Your instructions: Identify and pull out each line of the entries in which "lead" occurs.

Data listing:

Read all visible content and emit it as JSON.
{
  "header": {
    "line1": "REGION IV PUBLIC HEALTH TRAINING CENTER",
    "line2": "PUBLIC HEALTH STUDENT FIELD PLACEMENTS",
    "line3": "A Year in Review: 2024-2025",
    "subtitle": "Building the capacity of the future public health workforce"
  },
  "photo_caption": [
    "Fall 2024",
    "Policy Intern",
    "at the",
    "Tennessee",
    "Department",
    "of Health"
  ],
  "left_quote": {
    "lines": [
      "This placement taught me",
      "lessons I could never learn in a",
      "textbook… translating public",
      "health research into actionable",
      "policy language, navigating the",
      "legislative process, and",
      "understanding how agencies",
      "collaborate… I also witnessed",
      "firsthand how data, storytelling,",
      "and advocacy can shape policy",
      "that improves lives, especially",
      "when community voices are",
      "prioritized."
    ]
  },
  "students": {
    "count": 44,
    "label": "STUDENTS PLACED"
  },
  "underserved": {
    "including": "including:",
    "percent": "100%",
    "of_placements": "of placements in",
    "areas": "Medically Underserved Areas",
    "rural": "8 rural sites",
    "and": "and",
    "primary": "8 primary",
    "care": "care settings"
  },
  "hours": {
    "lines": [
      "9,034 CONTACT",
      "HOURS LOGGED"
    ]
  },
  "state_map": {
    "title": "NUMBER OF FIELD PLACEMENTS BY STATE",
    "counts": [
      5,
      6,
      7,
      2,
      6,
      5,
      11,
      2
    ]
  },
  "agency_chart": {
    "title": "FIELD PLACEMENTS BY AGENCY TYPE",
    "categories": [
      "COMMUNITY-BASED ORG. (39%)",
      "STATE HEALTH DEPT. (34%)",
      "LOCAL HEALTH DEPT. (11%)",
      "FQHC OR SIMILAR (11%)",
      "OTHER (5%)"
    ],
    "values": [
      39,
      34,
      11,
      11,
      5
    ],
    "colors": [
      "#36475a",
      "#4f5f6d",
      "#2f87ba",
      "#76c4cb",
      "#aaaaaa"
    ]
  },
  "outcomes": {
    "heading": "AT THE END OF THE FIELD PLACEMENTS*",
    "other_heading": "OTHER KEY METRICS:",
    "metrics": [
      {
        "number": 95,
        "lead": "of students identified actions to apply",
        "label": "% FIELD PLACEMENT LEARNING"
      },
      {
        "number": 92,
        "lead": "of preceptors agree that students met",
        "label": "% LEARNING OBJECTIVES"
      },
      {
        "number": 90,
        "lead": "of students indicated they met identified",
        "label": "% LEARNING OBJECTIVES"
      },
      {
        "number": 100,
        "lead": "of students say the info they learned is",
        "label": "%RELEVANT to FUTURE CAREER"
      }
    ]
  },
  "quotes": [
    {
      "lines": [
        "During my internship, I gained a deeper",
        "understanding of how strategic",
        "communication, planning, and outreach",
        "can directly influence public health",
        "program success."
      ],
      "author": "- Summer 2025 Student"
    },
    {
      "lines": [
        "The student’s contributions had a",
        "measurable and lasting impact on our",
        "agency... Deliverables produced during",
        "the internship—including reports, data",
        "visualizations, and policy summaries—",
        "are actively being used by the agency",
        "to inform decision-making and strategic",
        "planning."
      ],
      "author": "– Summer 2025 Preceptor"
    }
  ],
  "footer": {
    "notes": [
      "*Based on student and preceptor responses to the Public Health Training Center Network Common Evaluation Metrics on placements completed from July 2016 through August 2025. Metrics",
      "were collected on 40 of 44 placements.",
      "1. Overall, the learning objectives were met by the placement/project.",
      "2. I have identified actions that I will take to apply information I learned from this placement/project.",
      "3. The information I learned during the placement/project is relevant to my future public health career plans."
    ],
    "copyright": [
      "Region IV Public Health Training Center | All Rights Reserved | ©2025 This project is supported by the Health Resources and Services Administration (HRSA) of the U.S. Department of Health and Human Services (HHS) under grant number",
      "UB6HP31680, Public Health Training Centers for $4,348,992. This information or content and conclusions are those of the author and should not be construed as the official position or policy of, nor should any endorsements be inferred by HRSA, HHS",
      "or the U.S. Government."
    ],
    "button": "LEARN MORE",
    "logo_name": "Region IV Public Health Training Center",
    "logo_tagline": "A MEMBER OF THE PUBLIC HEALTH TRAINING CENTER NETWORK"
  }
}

Expected output:
        "lead": "of students identified actions to apply",
        "lead": "of preceptors agree that students met",
        "lead": "of students indicated they met identified",
        "lead": "of students say the info they learned is",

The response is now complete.